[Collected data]
::::::::::
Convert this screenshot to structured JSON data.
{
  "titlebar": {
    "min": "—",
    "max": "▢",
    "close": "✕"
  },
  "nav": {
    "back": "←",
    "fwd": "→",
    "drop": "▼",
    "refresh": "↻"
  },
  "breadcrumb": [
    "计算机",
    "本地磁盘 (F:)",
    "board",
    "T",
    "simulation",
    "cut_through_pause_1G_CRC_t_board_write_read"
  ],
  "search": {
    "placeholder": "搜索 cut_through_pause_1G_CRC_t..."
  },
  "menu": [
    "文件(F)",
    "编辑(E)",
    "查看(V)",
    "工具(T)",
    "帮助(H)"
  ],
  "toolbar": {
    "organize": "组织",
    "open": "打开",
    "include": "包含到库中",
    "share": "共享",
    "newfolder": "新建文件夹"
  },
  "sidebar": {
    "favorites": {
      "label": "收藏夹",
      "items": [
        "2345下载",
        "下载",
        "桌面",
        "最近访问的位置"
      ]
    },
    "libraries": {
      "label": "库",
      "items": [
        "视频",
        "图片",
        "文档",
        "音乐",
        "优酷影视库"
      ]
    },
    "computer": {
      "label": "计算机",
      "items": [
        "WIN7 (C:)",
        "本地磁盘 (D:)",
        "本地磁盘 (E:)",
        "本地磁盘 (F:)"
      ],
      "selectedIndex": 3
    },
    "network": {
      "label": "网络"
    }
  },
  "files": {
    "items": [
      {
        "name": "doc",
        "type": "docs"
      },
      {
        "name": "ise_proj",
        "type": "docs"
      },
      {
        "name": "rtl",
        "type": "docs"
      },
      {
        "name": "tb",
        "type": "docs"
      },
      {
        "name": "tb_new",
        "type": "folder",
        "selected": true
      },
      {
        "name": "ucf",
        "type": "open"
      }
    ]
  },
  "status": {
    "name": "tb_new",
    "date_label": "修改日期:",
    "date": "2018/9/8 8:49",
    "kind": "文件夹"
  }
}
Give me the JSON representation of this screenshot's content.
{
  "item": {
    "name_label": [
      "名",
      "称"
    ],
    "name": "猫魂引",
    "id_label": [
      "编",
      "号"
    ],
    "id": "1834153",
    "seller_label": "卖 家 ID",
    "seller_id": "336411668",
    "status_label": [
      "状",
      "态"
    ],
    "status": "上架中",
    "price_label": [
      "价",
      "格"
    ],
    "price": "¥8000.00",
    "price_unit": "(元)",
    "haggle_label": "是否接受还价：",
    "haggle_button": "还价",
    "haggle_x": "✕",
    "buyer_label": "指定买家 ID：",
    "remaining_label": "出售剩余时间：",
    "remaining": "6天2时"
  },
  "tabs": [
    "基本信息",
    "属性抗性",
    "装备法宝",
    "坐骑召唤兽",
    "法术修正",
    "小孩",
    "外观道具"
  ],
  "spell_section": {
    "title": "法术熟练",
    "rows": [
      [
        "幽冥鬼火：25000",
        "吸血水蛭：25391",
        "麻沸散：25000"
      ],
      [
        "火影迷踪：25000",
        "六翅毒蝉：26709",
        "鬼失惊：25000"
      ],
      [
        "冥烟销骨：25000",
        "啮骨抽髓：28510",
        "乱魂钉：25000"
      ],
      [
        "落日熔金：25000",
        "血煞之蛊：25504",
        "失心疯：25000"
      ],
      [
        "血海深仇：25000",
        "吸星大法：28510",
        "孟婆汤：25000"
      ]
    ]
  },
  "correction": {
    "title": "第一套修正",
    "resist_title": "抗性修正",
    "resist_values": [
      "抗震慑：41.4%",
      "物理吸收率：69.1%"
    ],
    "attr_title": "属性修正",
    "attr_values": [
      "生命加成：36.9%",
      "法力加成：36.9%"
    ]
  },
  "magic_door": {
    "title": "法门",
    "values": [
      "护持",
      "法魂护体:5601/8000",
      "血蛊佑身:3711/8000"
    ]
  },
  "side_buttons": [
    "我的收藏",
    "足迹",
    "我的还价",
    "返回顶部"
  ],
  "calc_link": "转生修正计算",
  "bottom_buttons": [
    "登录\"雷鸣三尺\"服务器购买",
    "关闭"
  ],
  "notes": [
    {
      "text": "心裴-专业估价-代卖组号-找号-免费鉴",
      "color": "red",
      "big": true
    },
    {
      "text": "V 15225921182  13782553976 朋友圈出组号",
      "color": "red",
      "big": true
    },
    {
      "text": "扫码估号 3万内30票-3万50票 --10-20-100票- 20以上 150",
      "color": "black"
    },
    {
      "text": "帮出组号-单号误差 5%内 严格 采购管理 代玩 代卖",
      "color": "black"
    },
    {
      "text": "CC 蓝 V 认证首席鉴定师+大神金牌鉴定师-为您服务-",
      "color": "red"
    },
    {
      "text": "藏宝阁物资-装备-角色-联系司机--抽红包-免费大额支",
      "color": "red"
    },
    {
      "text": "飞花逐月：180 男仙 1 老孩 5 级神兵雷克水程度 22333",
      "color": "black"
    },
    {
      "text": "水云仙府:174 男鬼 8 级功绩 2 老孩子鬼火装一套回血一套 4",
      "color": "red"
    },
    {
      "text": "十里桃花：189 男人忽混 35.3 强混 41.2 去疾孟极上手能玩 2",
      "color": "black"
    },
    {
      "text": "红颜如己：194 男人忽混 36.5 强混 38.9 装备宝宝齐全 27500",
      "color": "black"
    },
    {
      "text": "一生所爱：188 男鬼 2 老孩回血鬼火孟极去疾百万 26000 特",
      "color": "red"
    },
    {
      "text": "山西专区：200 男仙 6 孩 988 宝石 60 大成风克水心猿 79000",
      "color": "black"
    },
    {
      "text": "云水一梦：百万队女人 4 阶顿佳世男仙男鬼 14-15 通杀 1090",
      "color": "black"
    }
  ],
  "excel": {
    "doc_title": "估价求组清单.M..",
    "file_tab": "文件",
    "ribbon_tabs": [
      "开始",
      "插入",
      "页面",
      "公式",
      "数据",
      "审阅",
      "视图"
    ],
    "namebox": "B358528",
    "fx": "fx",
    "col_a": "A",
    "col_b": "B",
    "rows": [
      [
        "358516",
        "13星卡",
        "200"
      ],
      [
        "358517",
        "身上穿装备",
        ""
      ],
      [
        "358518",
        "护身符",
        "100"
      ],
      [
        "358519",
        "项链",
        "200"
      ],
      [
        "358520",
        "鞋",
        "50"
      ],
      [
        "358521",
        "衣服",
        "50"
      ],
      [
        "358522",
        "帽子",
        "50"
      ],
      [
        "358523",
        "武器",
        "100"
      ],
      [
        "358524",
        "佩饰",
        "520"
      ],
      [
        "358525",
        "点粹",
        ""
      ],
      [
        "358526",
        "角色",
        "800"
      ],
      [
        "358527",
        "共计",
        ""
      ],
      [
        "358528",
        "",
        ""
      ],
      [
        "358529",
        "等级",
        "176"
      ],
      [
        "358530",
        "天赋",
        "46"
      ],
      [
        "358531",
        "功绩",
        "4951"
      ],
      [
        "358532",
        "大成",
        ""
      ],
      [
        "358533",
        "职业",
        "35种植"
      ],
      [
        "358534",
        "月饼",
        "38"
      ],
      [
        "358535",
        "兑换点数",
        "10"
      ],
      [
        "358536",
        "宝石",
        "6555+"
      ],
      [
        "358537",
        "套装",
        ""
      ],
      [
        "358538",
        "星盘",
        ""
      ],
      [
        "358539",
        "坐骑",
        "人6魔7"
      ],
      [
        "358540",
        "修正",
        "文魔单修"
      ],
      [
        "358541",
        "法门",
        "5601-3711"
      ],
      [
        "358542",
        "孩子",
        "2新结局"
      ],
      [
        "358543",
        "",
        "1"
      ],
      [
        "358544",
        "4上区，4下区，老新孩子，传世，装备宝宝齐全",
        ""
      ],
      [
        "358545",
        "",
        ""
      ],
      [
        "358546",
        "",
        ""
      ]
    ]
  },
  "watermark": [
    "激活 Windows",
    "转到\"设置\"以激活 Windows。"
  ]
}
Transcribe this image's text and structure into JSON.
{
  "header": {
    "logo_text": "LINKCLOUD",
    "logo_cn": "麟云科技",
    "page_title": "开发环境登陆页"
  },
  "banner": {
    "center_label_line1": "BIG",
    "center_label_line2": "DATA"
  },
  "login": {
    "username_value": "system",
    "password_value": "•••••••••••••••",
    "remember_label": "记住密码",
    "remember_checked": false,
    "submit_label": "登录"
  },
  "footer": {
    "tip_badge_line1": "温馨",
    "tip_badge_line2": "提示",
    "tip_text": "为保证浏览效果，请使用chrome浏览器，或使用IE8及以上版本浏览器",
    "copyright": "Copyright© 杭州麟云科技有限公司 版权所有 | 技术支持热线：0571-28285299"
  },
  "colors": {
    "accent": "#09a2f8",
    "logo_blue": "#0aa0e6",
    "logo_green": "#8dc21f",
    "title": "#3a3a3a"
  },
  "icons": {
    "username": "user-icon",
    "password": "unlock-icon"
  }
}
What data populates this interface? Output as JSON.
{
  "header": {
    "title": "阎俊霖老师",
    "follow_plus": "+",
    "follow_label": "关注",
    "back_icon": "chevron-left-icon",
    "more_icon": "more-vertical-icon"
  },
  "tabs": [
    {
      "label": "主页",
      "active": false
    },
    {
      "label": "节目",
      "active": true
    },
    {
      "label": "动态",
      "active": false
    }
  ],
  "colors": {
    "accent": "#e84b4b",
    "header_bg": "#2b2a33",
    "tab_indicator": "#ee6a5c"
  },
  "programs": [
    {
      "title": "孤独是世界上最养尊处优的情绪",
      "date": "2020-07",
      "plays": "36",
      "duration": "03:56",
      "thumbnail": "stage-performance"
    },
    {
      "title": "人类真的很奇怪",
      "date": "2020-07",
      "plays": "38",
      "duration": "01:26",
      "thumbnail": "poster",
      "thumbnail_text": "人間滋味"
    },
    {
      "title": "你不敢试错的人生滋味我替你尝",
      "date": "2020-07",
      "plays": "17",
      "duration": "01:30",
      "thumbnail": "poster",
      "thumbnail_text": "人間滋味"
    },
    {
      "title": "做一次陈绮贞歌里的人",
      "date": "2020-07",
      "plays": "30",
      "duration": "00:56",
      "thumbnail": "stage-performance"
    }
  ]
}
::::::::::
**WHAT THE EXERCISE ASKS:** Quote, without alteration, the final stretch of the entries: the line with "What data populates" onward to the last line.

**FINAL RESULT:**
What data populates this interface? Output as JSON.
{
  "header": {
    "title": "阎俊霖老师",
    "follow_plus": "+",
    "follow_label": "关注",
    "back_icon": "chevron-left-icon",
    "more_icon": "more-vertical-icon"
  },
  "tabs": [
    {
      "label": "主页",
      "active": false
    },
    {
      "label": "节目",
      "active": true
    },
    {
      "label": "动态",
      "active": false
    }
  ],
  "colors": {
    "accent": "#e84b4b",
    "header_bg": "#2b2a33",
    "tab_indicator": "#ee6a5c"
  },
  "programs": [
    {
      "title": "孤独是世界上最养尊处优的情绪",
      "date": "2020-07",
      "plays": "36",
      "duration": "03:56",
      "thumbnail": "stage-performance"
    },
    {
      "title": "人类真的很奇怪",
      "date": "2020-07",
      "plays": "38",
      "duration": "01:26",
      "thumbnail": "poster",
      "thumbnail_text": "人間滋味"
    },
    {
      "title": "你不敢试错的人生滋味我替你尝",
      "date": "2020-07",
      "plays": "17",
      "duration": "01:30",
      "thumbnail": "poster",
      "thumbnail_text": "人間滋味"
    },
    {
      "title": "做一次陈绮贞歌里的人",
      "date": "2020-07",
      "plays": "30",
      "duration": "00:56",
      "thumbnail": "stage-performance"
    }
  ]
}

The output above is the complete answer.